» Goal
Retype all the entries word for word, but omit the pictures.

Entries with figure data
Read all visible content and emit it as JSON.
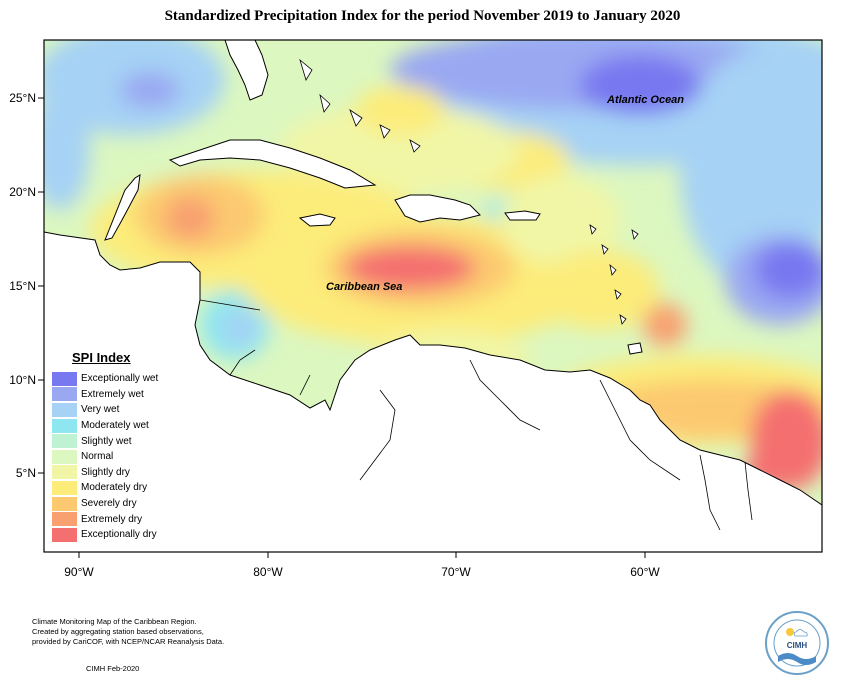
{
  "title": "Standardized Precipitation Index for the period November 2019 to January 2020",
  "axes": {
    "x_ticks": [
      "90°W",
      "80°W",
      "70°W",
      "60°W"
    ],
    "y_ticks": [
      "25°N",
      "20°N",
      "15°N",
      "10°N",
      "5°N"
    ]
  },
  "labels": {
    "atlantic": "Atlantic Ocean",
    "caribbean": "Caribbean Sea"
  },
  "legend": {
    "title": "SPI Index",
    "items": [
      {
        "label": "Exceptionally wet",
        "color": "#7878f0"
      },
      {
        "label": "Extremely wet",
        "color": "#9aa8f2"
      },
      {
        "label": "Very wet",
        "color": "#a6d2f5"
      },
      {
        "label": "Moderately wet",
        "color": "#8ee6f0"
      },
      {
        "label": "Slightly wet",
        "color": "#bff2d2"
      },
      {
        "label": "Normal",
        "color": "#dcf7c0"
      },
      {
        "label": "Slightly dry",
        "color": "#f1f6a6"
      },
      {
        "label": "Moderately dry",
        "color": "#fcec7a"
      },
      {
        "label": "Severely dry",
        "color": "#fcc970"
      },
      {
        "label": "Extremely dry",
        "color": "#f8a070"
      },
      {
        "label": "Exceptionally dry",
        "color": "#f47070"
      }
    ]
  },
  "footer": {
    "credit_lines": [
      "Climate Monitoring Map of the Caribbean Region.",
      "Created by aggregating station based observations,",
      "provided by CariCOF, with NCEP/NCAR Reanalysis Data."
    ],
    "date": "CIMH Feb-2020",
    "logo_text": "CIMH"
  }
}
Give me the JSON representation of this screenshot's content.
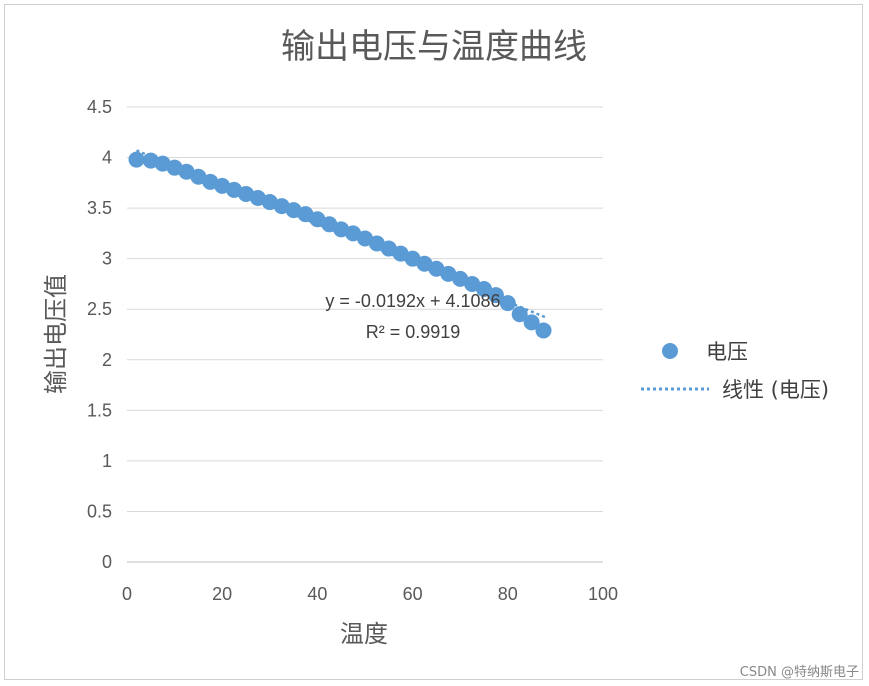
{
  "chart_data": {
    "type": "scatter",
    "title": "输出电压与温度曲线",
    "xlabel": "温度",
    "ylabel": "输出电压值",
    "xlim": [
      0,
      100
    ],
    "ylim": [
      0,
      4.5
    ],
    "x_ticks": [
      "0",
      "20",
      "40",
      "60",
      "80",
      "100"
    ],
    "y_ticks": [
      "0",
      "0.5",
      "1",
      "1.5",
      "2",
      "2.5",
      "3",
      "3.5",
      "4",
      "4.5"
    ],
    "grid": true,
    "legend_position": "right",
    "series": [
      {
        "name": "电压",
        "color": "#5b9bd5",
        "x": [
          2,
          5,
          7.5,
          10,
          12.5,
          15,
          17.5,
          20,
          22.5,
          25,
          27.5,
          30,
          32.5,
          35,
          37.5,
          40,
          42.5,
          45,
          47.5,
          50,
          52.5,
          55,
          57.5,
          60,
          62.5,
          65,
          67.5,
          70,
          72.5,
          75,
          77.5,
          80,
          82.5,
          85,
          87.5
        ],
        "y": [
          3.98,
          3.97,
          3.94,
          3.9,
          3.86,
          3.81,
          3.76,
          3.72,
          3.68,
          3.64,
          3.6,
          3.56,
          3.52,
          3.48,
          3.44,
          3.39,
          3.34,
          3.29,
          3.25,
          3.2,
          3.15,
          3.1,
          3.05,
          3.0,
          2.95,
          2.9,
          2.85,
          2.8,
          2.75,
          2.7,
          2.64,
          2.56,
          2.45,
          2.37,
          2.29
        ]
      }
    ],
    "trendline": {
      "name": "线性 (电压)",
      "color": "#5b9bd5",
      "slope": -0.0192,
      "intercept": 4.1086,
      "x_range": [
        2,
        88
      ],
      "equation": "y = -0.0192x + 4.1086",
      "r2": "R² = 0.9919"
    }
  },
  "watermark": "CSDN @特纳斯电子"
}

» The solution
Read all visible content and emit it as JSON.
{
  "title": "Standardized Precipitation Index for the period November 2019 to January 2020",
  "axes": {
    "x_ticks": [
      "90°W",
      "80°W",
      "70°W",
      "60°W"
    ],
    "y_ticks": [
      "25°N",
      "20°N",
      "15°N",
      "10°N",
      "5°N"
    ]
  },
  "labels": {
    "atlantic": "Atlantic Ocean",
    "caribbean": "Caribbean Sea"
  },
  "legend": {
    "title": "SPI Index",
    "items": [
      {
        "label": "Exceptionally wet",
        "color": "#7878f0"
      },
      {
        "label": "Extremely wet",
        "color": "#9aa8f2"
      },
      {
        "label": "Very wet",
        "color": "#a6d2f5"
      },
      {
        "label": "Moderately wet",
        "color": "#8ee6f0"
      },
      {
        "label": "Slightly wet",
        "color": "#bff2d2"
      },
      {
        "label": "Normal",
        "color": "#dcf7c0"
      },
      {
        "label": "Slightly dry",
        "color": "#f1f6a6"
      },
      {
        "label": "Moderately dry",
        "color": "#fcec7a"
      },
      {
        "label": "Severely dry",
        "color": "#fcc970"
      },
      {
        "label": "Extremely dry",
        "color": "#f8a070"
      },
      {
        "label": "Exceptionally dry",
        "color": "#f47070"
      }
    ]
  },
  "footer": {
    "credit_lines": [
      "Climate Monitoring Map of the Caribbean Region.",
      "Created by aggregating station based observations,",
      "provided by CariCOF, with NCEP/NCAR Reanalysis Data."
    ],
    "date": "CIMH Feb-2020",
    "logo_text": "CIMH"
  }
}
Give me the JSON representation of this screenshot's content.
{
  "chart_data": {
    "type": "scatter",
    "title": "输出电压与温度曲线",
    "xlabel": "温度",
    "ylabel": "输出电压值",
    "xlim": [
      0,
      100
    ],
    "ylim": [
      0,
      4.5
    ],
    "x_ticks": [
      "0",
      "20",
      "40",
      "60",
      "80",
      "100"
    ],
    "y_ticks": [
      "0",
      "0.5",
      "1",
      "1.5",
      "2",
      "2.5",
      "3",
      "3.5",
      "4",
      "4.5"
    ],
    "grid": true,
    "legend_position": "right",
    "series": [
      {
        "name": "电压",
        "color": "#5b9bd5",
        "x": [
          2,
          5,
          7.5,
          10,
          12.5,
          15,
          17.5,
          20,
          22.5,
          25,
          27.5,
          30,
          32.5,
          35,
          37.5,
          40,
          42.5,
          45,
          47.5,
          50,
          52.5,
          55,
          57.5,
          60,
          62.5,
          65,
          67.5,
          70,
          72.5,
          75,
          77.5,
          80,
          82.5,
          85,
          87.5
        ],
        "y": [
          3.98,
          3.97,
          3.94,
          3.9,
          3.86,
          3.81,
          3.76,
          3.72,
          3.68,
          3.64,
          3.6,
          3.56,
          3.52,
          3.48,
          3.44,
          3.39,
          3.34,
          3.29,
          3.25,
          3.2,
          3.15,
          3.1,
          3.05,
          3.0,
          2.95,
          2.9,
          2.85,
          2.8,
          2.75,
          2.7,
          2.64,
          2.56,
          2.45,
          2.37,
          2.29
        ]
      }
    ],
    "trendline": {
      "name": "线性 (电压)",
      "color": "#5b9bd5",
      "slope": -0.0192,
      "intercept": 4.1086,
      "x_range": [
        2,
        88
      ],
      "equation": "y = -0.0192x + 4.1086",
      "r2": "R² = 0.9919"
    }
  },
  "watermark": "CSDN @特纳斯电子"
}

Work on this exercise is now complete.